- YOUR GOAL -
Rewrite the rows from the first one through the one containing "183, 204, 193]", changing every "Text" to "Label" and leaving everything else unchanged.
··········
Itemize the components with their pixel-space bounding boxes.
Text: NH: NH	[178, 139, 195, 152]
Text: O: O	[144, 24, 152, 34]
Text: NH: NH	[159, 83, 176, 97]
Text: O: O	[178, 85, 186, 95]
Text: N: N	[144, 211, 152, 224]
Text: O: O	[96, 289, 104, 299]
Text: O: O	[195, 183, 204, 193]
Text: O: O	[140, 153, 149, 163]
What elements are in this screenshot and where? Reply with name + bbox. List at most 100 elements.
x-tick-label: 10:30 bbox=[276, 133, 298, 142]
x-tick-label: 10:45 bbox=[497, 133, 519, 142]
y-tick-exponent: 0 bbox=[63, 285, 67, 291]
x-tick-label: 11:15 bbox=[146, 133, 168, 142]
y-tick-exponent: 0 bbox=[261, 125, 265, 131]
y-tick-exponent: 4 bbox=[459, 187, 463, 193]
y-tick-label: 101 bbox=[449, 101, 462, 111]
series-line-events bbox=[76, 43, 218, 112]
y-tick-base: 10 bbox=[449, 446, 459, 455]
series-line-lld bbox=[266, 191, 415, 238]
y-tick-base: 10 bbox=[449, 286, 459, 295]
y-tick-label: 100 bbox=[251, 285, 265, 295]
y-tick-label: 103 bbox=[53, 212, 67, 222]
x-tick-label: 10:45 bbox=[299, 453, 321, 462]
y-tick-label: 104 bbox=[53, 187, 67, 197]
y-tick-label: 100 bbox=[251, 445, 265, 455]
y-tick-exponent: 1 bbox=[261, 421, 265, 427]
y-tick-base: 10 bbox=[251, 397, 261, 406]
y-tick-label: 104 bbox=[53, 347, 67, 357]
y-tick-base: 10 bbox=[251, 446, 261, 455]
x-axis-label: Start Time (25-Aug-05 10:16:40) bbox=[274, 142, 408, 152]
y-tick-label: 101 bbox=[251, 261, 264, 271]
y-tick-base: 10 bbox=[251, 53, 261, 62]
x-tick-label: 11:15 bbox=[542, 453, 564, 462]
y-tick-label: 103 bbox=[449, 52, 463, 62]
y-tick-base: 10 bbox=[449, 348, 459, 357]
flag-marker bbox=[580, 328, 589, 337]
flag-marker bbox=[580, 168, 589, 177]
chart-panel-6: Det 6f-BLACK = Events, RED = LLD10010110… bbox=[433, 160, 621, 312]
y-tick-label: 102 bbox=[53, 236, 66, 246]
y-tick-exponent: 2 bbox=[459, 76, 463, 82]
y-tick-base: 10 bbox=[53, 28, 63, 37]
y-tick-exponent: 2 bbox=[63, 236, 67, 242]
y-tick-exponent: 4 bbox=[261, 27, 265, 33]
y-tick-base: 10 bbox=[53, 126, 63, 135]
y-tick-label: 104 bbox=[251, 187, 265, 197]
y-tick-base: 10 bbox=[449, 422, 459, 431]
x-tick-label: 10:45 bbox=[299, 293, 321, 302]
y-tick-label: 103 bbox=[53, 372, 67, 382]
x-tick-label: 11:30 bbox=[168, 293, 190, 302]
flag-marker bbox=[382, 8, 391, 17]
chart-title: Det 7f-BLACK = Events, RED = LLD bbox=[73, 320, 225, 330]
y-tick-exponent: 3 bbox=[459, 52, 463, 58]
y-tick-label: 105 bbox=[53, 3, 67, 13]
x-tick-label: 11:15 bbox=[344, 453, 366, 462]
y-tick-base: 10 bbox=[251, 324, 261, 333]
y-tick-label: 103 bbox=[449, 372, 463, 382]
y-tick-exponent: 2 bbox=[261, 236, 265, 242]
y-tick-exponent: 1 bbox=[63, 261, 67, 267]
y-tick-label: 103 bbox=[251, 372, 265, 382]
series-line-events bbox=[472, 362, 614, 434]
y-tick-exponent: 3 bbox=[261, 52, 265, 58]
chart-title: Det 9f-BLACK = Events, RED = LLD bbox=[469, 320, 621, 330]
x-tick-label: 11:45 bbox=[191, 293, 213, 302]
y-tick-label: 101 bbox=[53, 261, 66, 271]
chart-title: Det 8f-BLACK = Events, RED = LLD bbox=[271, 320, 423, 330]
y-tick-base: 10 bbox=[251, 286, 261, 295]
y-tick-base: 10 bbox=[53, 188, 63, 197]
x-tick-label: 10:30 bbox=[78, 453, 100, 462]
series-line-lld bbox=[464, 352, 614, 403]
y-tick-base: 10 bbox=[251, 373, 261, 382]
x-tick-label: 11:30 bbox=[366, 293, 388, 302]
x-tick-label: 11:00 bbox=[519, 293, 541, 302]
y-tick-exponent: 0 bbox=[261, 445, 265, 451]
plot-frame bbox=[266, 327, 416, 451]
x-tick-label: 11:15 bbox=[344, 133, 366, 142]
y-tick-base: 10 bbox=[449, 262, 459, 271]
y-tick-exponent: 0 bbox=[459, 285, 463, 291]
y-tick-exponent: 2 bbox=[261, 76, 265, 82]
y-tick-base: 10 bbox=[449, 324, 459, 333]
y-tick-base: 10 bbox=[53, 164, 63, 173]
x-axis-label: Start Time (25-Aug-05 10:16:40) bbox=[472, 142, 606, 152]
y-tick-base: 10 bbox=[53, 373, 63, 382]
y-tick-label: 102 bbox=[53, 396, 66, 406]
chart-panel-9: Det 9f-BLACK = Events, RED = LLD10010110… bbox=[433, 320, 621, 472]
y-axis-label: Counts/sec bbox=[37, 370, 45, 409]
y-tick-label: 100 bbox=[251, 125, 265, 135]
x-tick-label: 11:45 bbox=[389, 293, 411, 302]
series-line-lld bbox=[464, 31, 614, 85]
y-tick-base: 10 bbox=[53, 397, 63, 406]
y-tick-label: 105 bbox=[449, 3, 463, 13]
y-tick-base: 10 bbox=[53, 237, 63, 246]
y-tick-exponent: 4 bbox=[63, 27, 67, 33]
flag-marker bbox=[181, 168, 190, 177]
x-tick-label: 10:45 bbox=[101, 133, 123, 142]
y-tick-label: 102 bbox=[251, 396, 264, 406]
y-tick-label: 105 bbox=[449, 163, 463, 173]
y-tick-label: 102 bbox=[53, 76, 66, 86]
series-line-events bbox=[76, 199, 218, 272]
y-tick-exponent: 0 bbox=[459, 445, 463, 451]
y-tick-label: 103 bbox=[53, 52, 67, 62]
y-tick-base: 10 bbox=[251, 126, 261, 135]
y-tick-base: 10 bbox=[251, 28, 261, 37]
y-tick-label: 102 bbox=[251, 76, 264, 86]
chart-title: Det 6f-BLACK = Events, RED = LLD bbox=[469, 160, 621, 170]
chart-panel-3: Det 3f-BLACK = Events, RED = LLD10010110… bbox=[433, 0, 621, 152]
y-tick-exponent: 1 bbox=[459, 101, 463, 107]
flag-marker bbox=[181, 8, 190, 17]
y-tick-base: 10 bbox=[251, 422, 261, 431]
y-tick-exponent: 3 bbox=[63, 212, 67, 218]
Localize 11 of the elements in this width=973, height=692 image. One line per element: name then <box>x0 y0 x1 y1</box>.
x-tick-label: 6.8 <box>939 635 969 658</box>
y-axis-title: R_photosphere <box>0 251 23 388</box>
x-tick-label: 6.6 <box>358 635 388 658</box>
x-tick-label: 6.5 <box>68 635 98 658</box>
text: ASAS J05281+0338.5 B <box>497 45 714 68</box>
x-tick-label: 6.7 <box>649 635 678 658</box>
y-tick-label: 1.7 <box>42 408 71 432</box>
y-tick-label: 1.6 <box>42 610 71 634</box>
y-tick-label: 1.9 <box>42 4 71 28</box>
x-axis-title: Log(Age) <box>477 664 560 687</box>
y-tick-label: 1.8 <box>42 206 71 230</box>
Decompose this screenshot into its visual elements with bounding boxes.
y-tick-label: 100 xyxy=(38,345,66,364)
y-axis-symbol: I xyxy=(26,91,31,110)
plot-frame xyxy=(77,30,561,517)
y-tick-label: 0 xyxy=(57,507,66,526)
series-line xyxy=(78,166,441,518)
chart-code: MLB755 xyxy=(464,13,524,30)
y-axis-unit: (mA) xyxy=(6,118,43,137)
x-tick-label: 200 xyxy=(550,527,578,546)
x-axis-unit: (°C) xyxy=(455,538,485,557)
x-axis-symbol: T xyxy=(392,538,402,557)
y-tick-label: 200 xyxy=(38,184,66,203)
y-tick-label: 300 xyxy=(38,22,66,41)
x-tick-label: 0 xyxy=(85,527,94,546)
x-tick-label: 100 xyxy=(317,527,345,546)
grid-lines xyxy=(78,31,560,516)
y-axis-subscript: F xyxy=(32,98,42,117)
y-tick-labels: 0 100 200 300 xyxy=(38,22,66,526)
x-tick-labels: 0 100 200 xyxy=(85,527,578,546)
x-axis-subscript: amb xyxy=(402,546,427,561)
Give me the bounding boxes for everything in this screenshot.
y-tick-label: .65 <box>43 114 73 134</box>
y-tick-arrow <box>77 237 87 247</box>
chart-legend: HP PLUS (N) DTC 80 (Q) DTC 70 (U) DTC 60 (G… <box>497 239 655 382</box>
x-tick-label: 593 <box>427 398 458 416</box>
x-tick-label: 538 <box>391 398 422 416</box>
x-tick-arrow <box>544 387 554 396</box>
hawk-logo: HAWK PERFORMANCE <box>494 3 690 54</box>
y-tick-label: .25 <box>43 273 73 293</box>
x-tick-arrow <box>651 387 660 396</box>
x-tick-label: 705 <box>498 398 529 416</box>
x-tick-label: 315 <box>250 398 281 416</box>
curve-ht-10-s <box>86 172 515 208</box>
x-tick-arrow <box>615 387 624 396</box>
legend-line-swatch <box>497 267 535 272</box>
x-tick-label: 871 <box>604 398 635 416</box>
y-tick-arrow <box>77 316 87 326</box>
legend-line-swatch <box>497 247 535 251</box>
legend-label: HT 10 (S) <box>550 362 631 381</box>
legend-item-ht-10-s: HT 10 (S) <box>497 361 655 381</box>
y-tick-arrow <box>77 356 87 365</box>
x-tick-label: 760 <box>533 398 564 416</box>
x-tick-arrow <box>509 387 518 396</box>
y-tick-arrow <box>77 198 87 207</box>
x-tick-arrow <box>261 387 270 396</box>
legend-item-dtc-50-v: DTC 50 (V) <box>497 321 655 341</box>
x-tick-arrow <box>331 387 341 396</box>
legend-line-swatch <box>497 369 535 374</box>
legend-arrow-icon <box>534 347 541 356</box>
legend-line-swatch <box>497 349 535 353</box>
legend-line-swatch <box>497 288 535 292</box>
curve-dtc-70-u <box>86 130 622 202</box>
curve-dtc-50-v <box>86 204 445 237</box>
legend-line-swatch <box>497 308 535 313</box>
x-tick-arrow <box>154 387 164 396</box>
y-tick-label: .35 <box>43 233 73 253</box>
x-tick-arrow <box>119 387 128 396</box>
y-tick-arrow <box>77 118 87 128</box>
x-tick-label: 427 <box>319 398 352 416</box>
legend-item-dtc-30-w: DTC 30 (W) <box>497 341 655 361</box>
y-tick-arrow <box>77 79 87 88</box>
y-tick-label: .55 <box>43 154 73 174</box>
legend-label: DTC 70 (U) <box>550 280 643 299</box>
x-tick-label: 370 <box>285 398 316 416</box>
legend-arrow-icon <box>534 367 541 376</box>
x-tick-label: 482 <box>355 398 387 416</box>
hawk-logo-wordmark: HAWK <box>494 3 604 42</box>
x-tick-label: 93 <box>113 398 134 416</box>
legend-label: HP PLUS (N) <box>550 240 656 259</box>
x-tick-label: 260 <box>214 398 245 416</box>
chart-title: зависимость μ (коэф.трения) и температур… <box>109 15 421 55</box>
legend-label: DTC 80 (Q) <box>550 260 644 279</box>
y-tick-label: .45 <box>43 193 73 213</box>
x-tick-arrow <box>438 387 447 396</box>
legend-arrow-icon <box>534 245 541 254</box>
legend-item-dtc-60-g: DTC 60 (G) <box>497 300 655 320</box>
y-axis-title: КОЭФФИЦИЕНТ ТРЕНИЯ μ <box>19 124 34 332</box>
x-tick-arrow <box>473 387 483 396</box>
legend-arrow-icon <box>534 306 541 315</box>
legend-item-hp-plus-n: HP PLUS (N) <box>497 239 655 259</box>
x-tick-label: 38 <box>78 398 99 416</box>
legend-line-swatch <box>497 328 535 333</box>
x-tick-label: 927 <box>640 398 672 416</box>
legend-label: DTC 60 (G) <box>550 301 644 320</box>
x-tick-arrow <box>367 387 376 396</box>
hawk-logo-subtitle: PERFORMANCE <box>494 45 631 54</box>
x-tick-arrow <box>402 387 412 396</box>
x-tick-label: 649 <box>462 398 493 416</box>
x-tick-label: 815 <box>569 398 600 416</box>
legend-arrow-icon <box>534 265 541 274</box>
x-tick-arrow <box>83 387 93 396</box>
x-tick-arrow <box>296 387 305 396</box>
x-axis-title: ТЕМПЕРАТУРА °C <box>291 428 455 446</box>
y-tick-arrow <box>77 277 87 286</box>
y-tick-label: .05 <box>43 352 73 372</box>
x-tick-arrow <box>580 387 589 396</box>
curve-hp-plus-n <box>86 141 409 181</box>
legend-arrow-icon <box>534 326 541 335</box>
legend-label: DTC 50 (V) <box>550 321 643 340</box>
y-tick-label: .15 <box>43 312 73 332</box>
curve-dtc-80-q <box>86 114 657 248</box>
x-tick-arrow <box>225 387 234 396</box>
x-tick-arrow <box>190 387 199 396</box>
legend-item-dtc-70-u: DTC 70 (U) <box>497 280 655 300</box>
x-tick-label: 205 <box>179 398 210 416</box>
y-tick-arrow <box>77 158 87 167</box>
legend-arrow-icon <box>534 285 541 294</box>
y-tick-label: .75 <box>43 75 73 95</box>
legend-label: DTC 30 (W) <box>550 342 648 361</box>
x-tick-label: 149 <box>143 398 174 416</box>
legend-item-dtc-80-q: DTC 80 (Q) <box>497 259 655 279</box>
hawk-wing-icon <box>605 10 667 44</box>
··········
- ANSWER -
Itemize the components with their pixel-space bounding boxes.
Label: NH: NH	[178, 139, 195, 152]
Label: O: O	[144, 24, 152, 34]
Label: NH: NH	[159, 83, 176, 97]
Label: O: O	[178, 85, 186, 95]
Label: N: N	[144, 211, 152, 224]
Label: O: O	[96, 289, 104, 299]
Label: O: O	[195, 183, 204, 193]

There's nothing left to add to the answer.